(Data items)
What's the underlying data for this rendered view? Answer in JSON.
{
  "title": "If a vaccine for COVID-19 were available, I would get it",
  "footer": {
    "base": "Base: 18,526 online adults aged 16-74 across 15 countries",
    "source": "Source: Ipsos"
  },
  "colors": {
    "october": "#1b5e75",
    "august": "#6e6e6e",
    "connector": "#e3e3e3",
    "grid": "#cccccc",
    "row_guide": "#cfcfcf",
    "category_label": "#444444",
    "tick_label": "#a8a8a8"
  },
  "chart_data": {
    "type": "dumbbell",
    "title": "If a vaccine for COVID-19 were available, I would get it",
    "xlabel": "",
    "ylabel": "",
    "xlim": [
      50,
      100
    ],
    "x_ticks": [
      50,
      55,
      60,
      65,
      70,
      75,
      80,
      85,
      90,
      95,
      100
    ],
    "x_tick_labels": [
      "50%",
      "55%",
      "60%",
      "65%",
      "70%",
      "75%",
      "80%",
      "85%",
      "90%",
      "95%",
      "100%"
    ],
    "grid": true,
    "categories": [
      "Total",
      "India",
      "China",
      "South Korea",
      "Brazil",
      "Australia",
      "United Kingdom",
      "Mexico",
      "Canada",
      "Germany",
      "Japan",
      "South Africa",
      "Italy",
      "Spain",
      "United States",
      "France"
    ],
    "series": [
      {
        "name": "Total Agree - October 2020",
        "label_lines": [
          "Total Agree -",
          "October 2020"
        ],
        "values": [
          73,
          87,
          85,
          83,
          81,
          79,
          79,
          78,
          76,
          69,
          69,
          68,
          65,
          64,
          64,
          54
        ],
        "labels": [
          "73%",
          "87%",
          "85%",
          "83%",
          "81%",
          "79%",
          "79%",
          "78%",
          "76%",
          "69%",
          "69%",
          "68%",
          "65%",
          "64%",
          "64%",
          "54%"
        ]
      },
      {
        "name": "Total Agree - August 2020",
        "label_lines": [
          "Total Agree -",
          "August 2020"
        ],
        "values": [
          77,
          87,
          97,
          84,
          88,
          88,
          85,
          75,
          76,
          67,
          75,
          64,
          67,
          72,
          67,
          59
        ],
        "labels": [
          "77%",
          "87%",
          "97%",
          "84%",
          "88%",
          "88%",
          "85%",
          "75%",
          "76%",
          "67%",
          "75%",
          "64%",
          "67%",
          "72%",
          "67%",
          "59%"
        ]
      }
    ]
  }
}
* * *
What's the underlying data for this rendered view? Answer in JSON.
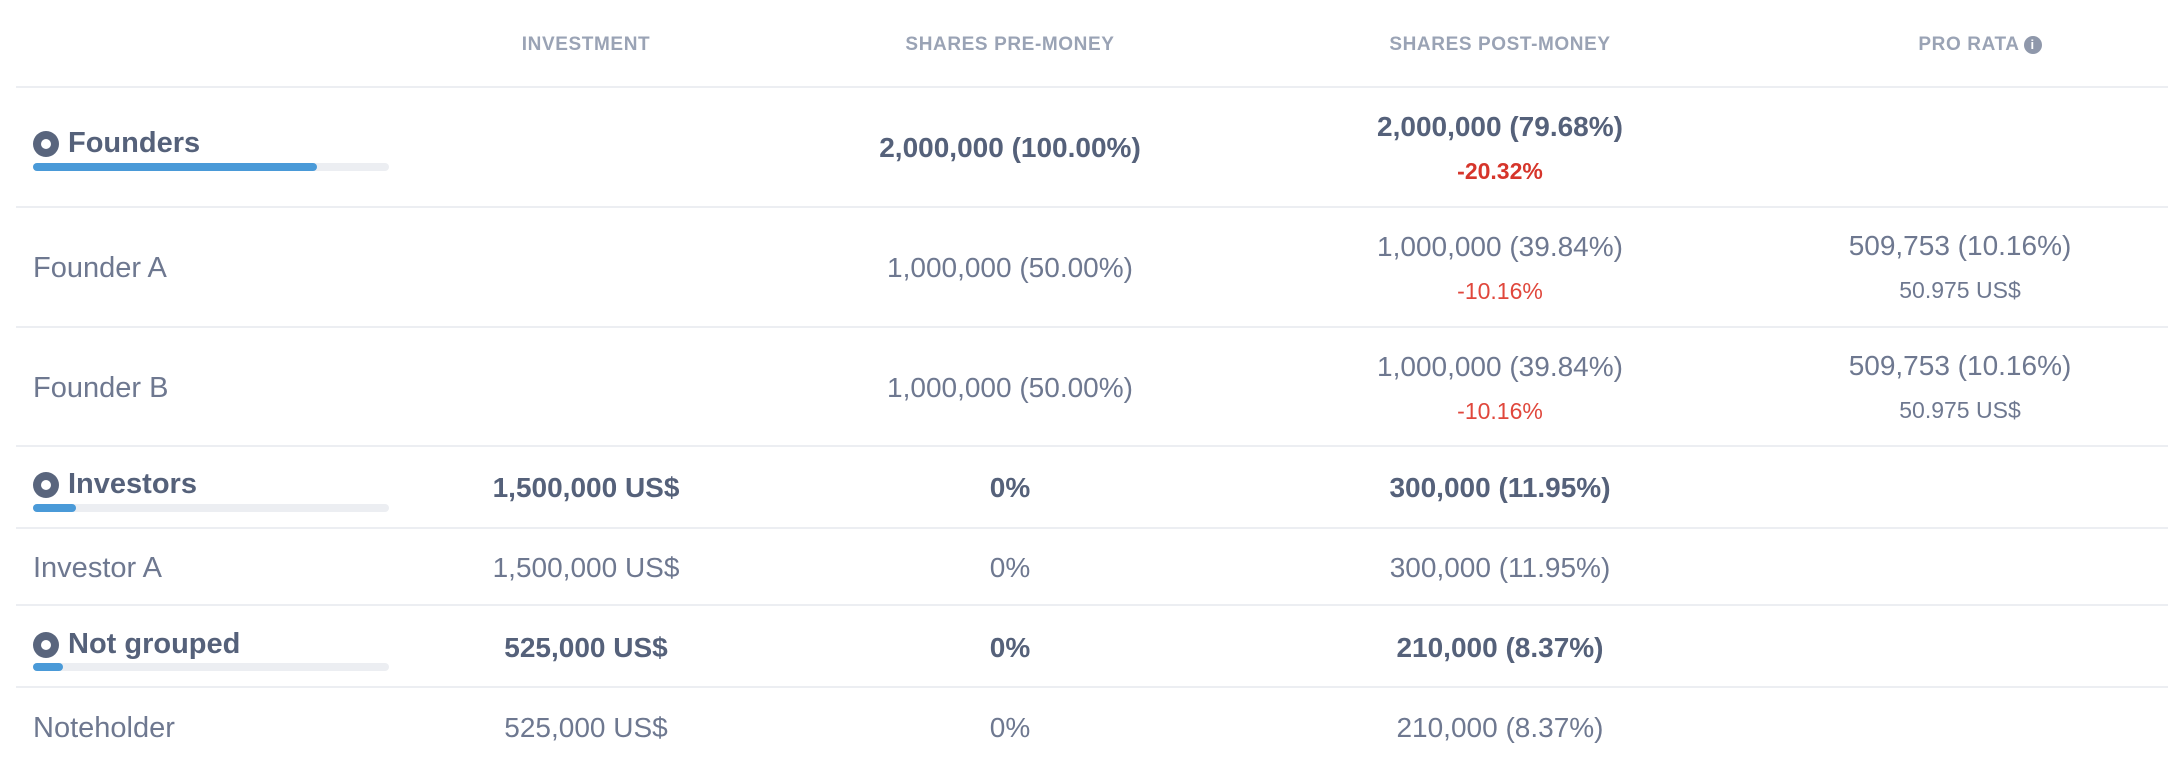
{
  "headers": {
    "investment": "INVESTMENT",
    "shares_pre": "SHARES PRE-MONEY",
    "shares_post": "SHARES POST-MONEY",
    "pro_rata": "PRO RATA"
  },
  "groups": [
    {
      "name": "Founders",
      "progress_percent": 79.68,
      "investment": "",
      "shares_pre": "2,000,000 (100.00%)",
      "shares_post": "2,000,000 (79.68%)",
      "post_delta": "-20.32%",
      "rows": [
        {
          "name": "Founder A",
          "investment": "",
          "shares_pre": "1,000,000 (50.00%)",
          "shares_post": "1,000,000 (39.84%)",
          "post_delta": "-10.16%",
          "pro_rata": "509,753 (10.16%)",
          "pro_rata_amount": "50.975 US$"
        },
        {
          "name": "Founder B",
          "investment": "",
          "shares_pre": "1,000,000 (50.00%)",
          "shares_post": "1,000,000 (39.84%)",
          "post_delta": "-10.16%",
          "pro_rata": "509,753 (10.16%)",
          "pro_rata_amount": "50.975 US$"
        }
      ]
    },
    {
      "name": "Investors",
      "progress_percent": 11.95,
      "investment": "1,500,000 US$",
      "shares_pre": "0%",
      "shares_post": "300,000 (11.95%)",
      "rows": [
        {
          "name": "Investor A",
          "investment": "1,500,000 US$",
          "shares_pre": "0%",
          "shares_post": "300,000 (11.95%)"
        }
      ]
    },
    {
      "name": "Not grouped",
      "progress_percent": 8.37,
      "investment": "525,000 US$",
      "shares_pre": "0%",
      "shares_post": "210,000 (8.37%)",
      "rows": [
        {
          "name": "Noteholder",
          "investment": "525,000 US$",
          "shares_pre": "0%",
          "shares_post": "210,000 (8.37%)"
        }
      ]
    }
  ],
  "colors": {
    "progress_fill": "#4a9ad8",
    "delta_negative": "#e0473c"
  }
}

YOUR INSTRUCTIONS: Find how many lines of the material carry the string "vaccine". Only the number should be in the answer.

ANSWER TO THE PROBLEM: 2